◆ **WORK INSTRUCTIONS**: Identify the lines that include the word "Data", then copy all of them.
SUPPLIED MATERIAL start
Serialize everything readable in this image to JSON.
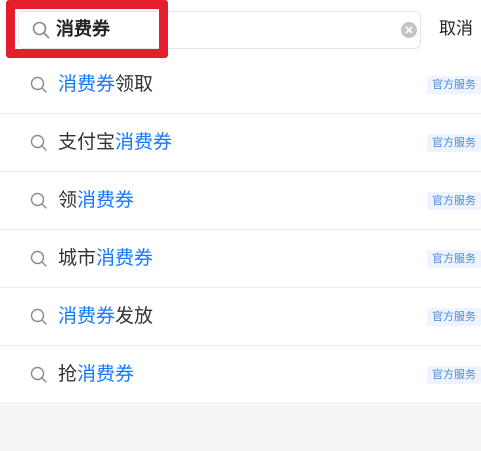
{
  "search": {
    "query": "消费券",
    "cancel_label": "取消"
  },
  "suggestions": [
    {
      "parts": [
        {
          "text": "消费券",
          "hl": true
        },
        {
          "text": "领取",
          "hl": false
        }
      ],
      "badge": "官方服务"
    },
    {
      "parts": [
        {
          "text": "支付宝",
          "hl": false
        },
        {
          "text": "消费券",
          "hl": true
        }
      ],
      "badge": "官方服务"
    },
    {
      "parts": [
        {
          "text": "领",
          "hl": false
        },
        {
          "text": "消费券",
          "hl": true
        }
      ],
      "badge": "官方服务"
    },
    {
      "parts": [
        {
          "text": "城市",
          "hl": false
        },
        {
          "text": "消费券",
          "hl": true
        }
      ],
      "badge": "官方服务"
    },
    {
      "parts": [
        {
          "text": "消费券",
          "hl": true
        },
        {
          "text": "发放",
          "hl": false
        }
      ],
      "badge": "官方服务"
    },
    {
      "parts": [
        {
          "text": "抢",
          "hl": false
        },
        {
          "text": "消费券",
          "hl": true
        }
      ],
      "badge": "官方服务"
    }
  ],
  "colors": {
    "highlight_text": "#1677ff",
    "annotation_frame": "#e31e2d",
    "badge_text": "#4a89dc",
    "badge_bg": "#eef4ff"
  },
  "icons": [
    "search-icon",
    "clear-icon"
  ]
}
SUPPLIED MATERIAL end
SUPPLIED MATERIAL start
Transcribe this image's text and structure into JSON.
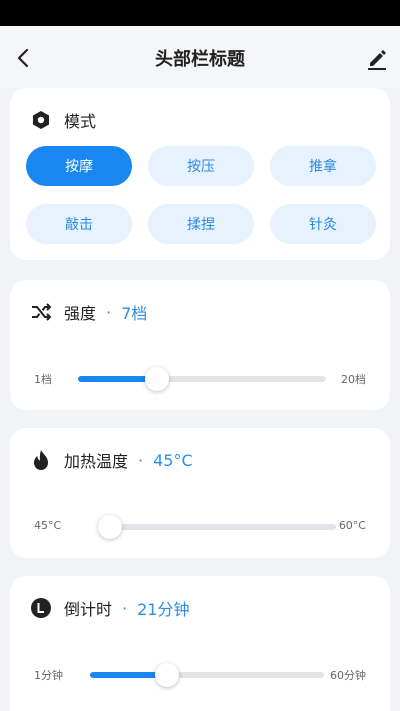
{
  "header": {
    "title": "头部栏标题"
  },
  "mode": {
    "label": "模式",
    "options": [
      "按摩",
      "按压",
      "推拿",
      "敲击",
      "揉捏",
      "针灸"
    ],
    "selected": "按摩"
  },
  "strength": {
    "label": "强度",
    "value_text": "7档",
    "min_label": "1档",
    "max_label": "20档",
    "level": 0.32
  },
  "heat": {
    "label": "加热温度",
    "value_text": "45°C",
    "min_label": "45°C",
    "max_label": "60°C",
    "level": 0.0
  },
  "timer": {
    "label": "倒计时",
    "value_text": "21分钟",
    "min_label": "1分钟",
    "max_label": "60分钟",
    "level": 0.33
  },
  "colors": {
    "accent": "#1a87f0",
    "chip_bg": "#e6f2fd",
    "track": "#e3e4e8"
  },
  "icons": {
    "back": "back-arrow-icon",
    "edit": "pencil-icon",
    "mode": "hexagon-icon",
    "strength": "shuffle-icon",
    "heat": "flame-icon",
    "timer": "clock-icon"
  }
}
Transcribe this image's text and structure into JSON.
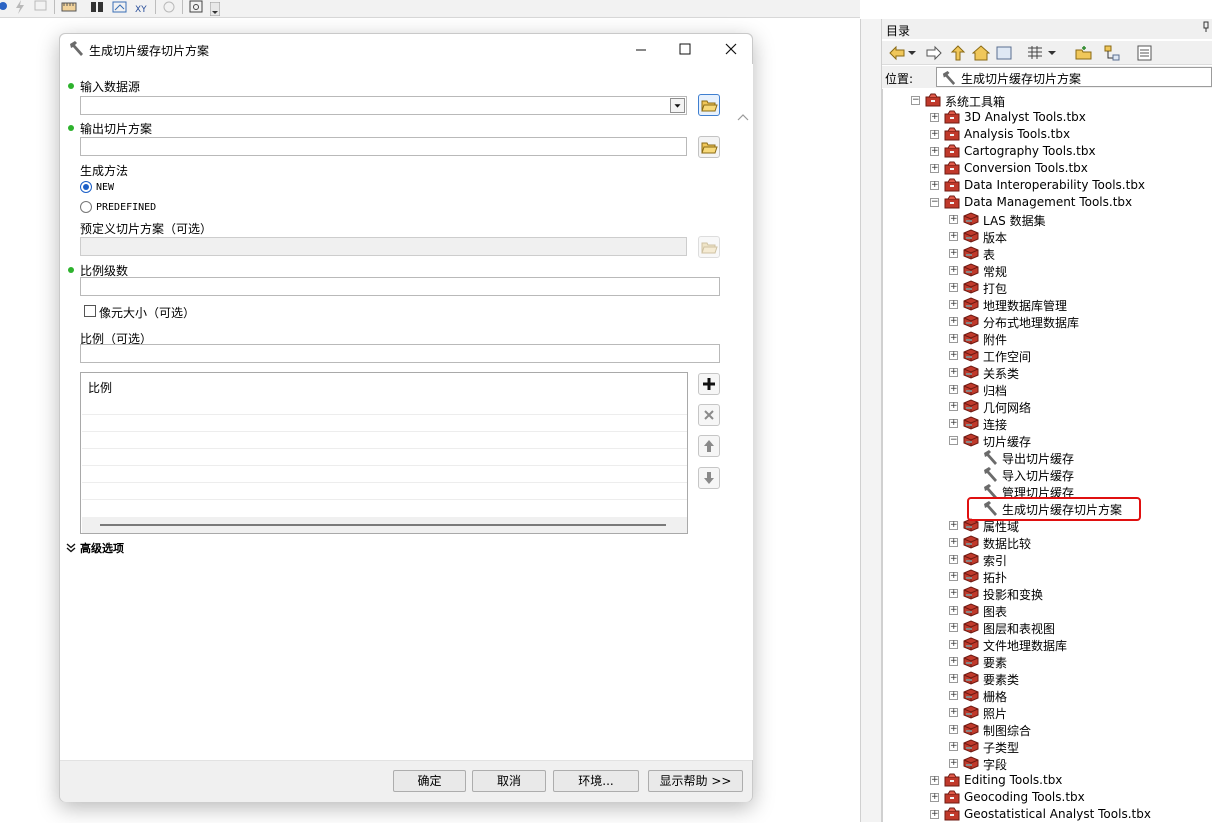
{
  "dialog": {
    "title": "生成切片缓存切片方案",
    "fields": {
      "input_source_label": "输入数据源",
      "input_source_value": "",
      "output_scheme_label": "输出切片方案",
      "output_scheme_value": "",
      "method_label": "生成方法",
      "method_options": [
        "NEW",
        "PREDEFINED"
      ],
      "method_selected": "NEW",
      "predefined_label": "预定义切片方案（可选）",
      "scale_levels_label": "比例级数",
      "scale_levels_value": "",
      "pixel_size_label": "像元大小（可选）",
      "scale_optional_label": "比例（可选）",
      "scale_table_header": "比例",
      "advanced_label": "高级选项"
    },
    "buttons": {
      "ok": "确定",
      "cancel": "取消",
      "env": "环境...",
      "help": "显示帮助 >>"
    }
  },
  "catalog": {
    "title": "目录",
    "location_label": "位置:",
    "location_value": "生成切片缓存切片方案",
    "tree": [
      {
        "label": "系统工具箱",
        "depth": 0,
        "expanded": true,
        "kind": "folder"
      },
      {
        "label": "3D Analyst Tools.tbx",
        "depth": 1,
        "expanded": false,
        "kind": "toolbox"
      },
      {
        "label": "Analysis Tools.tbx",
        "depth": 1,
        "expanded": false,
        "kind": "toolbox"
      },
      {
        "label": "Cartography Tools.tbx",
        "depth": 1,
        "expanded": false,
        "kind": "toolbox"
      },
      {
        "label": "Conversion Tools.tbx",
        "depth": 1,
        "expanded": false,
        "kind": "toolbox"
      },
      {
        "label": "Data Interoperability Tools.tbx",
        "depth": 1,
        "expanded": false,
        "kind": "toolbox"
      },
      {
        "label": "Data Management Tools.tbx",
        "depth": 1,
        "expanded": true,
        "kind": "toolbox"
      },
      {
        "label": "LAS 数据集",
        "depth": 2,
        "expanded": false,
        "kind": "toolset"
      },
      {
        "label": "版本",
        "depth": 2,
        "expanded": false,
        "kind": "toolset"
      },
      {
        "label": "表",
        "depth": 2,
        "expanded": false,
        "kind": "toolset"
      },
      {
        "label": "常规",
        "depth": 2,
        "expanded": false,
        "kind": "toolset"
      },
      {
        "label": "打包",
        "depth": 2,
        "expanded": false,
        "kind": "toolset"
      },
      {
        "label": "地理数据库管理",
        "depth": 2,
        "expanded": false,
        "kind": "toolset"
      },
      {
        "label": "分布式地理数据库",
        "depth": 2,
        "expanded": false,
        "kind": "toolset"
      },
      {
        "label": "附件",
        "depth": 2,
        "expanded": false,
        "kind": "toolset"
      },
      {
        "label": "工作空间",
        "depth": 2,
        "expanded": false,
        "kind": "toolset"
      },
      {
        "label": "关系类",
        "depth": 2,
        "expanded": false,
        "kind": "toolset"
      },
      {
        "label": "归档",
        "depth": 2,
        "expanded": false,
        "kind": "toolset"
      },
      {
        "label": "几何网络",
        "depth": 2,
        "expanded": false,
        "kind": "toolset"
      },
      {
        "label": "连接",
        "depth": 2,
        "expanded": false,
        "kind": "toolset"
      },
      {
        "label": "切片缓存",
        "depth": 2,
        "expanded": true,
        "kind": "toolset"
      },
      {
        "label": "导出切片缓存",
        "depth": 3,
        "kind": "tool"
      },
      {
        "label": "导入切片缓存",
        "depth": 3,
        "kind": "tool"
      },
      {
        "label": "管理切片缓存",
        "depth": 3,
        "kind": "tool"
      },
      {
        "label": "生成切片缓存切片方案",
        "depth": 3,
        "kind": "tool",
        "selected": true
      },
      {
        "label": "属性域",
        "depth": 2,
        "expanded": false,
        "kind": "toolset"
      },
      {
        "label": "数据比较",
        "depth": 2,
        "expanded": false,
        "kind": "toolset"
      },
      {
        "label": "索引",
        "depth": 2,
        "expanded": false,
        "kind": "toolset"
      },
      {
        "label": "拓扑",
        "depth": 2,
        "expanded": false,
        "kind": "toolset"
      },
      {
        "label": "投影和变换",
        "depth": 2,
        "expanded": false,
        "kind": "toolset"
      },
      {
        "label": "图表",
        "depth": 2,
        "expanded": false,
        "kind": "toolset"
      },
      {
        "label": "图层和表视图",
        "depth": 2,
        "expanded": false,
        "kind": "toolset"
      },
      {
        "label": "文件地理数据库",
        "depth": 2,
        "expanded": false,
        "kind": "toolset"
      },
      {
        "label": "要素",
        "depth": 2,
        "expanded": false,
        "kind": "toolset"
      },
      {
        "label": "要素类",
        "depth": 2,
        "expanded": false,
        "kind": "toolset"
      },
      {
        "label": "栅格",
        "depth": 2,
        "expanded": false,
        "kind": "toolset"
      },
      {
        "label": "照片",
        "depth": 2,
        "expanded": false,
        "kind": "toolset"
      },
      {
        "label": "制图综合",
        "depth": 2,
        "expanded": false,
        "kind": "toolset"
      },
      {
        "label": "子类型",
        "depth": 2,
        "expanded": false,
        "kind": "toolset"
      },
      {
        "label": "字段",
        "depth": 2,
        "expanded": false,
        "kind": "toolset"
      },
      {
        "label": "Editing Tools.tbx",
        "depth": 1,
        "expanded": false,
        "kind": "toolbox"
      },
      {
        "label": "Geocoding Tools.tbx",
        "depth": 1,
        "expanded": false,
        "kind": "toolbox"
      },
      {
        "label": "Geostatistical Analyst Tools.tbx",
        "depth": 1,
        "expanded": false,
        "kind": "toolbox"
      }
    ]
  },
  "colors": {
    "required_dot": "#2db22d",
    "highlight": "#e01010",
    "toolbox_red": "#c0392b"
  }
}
SUPPLIED MATERIAL end
◆ **CORRECT RESPONSE**:
        "label": "Data Interoperability Tools.tbx",
        "label": "Data Management Tools.tbx",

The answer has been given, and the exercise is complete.